*Objective:* Pull every line holding the string "Olympics" from the records below.

** start Provided data **

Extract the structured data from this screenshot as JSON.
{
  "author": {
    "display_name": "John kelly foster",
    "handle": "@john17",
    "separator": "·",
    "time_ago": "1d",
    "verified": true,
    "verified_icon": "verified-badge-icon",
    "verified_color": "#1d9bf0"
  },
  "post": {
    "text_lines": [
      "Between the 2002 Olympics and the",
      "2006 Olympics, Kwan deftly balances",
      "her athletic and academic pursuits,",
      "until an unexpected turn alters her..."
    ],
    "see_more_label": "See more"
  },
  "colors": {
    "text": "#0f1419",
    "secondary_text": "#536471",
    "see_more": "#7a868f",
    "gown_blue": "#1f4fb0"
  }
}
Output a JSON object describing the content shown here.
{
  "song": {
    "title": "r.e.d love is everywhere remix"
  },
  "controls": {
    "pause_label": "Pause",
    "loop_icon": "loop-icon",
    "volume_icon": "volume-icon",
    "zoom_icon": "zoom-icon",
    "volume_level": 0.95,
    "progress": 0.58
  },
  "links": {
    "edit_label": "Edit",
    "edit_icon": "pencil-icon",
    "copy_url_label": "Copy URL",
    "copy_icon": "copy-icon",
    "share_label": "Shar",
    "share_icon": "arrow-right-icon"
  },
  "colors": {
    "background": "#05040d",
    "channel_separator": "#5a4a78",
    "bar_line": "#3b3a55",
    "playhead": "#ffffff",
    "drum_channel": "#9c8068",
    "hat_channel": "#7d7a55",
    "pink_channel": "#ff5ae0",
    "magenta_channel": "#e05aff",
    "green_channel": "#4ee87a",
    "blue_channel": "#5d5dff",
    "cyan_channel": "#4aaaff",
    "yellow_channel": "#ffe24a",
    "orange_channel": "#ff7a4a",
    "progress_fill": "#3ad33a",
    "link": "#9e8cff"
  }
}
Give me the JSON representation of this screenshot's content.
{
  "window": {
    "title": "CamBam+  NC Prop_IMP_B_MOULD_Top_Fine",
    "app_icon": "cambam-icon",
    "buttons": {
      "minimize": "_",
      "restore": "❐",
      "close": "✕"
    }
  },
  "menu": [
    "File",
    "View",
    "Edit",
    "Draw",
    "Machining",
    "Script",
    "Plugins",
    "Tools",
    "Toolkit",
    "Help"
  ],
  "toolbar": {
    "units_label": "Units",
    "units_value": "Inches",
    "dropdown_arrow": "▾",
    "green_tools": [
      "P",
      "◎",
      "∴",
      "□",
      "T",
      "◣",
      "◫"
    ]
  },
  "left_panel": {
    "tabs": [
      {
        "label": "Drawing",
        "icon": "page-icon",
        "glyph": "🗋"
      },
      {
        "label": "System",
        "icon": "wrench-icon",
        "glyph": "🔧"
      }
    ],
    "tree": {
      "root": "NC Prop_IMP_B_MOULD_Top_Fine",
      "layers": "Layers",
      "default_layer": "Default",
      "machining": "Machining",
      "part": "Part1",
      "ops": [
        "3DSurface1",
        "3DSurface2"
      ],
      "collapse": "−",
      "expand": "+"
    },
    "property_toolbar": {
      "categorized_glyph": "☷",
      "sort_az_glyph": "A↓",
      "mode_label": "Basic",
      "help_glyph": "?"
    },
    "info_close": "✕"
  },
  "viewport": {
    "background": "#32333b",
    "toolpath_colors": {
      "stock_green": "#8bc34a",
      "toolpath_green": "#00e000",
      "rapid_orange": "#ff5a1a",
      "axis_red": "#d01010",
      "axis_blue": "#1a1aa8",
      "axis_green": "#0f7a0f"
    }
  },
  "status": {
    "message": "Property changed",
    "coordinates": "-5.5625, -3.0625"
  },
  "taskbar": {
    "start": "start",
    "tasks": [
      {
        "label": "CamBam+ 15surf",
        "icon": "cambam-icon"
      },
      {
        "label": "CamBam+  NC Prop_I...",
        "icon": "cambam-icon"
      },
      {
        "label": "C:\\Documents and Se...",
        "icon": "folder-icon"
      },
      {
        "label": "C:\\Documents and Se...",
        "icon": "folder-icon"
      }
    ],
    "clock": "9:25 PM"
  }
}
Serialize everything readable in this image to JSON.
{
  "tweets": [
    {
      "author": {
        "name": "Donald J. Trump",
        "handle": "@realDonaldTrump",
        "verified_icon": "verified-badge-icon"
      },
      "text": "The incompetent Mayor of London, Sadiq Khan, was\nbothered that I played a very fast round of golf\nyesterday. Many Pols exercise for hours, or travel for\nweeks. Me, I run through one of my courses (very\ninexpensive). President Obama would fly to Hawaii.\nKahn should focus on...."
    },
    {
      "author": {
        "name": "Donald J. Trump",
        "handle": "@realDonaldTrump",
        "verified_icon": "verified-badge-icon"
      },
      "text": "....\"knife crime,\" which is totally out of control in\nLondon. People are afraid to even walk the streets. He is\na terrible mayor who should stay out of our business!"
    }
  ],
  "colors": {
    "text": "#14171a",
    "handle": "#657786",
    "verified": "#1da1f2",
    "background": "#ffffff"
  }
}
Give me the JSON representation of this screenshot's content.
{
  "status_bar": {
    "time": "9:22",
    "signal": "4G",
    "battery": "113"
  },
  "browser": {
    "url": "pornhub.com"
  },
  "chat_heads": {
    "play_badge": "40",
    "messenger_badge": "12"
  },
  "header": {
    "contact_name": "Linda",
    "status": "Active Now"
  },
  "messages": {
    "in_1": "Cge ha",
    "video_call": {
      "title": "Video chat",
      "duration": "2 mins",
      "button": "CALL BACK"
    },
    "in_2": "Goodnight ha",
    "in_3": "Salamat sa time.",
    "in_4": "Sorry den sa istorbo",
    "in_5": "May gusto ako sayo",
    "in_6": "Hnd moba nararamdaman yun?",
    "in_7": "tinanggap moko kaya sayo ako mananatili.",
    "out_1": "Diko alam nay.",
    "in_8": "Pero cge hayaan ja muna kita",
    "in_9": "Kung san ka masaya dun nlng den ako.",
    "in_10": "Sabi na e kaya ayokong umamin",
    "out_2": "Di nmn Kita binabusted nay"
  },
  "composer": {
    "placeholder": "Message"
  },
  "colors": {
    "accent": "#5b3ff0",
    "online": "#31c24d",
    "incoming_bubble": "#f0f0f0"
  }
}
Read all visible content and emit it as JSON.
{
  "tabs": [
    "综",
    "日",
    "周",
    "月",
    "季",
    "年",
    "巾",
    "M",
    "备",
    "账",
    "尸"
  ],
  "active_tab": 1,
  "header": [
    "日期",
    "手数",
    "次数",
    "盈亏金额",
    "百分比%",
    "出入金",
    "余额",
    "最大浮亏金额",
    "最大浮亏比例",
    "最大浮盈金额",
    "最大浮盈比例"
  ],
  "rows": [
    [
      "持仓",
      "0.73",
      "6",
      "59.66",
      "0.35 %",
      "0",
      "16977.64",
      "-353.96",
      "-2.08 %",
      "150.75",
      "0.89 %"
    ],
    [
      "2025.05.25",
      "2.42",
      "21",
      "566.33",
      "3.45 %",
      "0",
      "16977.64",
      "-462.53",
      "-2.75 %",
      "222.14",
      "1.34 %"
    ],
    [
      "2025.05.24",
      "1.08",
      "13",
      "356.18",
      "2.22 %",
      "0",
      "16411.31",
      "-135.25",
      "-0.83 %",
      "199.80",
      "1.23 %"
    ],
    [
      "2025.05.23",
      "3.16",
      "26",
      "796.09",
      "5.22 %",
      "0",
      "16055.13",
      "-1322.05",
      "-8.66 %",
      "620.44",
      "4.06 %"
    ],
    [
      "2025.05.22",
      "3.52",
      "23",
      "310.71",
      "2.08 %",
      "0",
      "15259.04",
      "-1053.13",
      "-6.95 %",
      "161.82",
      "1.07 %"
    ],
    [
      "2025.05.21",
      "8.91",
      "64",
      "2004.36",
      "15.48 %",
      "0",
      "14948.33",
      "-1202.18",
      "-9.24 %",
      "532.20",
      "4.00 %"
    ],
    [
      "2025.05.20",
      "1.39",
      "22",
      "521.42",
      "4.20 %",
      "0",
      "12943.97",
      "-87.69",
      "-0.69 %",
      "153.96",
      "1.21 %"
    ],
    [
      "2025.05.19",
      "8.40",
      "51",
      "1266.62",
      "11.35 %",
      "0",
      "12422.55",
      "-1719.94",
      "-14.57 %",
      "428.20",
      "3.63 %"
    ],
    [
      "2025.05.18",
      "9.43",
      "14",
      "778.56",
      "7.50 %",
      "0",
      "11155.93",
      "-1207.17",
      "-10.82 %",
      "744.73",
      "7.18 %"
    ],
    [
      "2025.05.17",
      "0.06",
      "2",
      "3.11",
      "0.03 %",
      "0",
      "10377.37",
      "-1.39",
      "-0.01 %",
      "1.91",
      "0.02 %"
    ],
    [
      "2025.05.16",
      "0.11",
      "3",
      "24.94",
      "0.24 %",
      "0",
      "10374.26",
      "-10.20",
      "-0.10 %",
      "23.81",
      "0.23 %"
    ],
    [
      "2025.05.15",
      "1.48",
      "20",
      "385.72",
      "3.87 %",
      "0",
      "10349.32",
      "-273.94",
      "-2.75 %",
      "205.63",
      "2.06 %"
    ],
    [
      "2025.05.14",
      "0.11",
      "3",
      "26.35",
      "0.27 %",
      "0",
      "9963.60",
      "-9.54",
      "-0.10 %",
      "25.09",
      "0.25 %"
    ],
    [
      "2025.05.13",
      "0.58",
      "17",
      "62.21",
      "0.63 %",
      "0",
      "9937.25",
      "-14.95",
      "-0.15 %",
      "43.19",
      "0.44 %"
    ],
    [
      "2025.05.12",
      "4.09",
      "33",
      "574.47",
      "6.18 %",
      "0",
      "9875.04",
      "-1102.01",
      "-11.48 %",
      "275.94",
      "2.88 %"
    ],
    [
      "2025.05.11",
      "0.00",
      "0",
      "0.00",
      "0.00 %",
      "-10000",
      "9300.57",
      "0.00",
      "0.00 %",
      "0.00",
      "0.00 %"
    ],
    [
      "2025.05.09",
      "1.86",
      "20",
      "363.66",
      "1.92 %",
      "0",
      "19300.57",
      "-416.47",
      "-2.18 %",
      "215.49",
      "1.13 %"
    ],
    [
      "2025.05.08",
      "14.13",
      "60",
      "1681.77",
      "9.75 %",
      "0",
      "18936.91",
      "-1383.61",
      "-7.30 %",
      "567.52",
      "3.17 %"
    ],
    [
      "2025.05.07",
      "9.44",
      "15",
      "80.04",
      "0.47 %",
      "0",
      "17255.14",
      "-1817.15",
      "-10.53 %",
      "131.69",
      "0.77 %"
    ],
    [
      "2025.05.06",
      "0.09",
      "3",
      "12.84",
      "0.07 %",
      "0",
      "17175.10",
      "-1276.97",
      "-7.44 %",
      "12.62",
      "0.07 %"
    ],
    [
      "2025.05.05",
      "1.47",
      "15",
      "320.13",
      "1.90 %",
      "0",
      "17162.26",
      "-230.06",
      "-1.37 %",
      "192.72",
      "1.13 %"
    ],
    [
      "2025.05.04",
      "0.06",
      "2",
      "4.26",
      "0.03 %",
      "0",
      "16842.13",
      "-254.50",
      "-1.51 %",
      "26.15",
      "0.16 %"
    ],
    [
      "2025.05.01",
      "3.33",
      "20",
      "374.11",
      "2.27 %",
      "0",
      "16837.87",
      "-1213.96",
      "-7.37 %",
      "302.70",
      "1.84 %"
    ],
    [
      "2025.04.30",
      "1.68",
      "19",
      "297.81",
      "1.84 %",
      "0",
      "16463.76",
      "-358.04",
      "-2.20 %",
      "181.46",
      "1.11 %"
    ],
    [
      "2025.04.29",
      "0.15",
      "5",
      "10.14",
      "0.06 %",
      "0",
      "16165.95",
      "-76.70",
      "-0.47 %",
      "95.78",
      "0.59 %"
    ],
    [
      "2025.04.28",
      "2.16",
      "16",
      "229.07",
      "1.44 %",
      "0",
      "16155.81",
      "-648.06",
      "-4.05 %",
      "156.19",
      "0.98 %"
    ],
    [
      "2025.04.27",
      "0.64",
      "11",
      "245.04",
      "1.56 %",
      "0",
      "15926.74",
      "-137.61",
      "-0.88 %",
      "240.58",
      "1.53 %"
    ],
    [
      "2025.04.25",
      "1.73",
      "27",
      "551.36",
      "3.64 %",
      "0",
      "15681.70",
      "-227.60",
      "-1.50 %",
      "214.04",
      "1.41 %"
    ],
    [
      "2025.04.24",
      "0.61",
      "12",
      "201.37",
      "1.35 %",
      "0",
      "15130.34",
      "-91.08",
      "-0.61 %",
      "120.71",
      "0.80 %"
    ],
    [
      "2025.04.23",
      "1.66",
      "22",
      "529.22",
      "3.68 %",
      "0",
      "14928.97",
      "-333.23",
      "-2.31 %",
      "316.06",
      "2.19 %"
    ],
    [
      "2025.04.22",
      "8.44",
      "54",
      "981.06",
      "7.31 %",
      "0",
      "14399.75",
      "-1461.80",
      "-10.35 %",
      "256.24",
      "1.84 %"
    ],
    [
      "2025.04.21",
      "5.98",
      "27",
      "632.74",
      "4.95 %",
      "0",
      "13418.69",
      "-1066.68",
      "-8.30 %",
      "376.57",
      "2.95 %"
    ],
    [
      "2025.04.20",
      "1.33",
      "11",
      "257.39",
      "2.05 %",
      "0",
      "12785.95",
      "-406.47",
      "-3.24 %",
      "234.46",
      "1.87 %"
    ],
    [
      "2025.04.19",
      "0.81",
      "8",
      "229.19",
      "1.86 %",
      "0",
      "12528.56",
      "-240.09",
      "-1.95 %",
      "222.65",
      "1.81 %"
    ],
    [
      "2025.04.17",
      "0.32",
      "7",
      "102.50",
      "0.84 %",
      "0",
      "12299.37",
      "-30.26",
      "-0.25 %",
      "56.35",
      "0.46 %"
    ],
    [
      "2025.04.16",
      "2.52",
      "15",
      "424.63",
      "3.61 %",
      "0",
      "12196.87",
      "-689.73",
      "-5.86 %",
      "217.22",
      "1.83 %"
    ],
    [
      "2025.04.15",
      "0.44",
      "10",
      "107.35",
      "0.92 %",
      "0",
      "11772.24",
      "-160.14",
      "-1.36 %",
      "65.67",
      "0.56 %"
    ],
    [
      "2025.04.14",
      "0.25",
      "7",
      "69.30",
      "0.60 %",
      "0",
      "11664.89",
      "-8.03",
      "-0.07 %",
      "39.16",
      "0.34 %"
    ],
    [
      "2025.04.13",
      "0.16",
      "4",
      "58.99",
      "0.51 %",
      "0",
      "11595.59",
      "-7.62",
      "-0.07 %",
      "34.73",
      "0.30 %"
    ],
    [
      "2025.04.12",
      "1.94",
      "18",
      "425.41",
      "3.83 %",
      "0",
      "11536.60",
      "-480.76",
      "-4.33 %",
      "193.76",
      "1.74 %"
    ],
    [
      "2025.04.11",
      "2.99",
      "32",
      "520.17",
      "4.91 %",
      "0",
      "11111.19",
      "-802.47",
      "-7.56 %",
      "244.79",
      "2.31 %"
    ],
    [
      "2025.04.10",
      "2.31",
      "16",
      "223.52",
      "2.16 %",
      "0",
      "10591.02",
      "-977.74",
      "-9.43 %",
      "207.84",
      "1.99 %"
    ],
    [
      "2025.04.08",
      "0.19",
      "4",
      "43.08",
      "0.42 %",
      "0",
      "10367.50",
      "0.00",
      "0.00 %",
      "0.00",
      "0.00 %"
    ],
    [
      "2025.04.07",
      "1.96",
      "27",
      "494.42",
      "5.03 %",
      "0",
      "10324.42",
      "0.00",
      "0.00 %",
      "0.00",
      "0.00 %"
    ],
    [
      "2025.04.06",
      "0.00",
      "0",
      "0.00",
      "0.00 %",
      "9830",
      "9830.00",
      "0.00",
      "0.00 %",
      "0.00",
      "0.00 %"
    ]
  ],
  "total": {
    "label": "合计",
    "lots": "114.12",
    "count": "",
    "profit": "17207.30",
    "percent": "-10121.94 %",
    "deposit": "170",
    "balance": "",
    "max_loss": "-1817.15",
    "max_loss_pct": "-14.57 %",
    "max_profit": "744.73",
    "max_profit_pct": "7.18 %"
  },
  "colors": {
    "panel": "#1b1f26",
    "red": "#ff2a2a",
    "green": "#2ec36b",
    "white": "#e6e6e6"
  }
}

** end Provided data **

*Right answer:*
      "Between the 2002 Olympics and the",
      "2006 Olympics, Kwan deftly balances",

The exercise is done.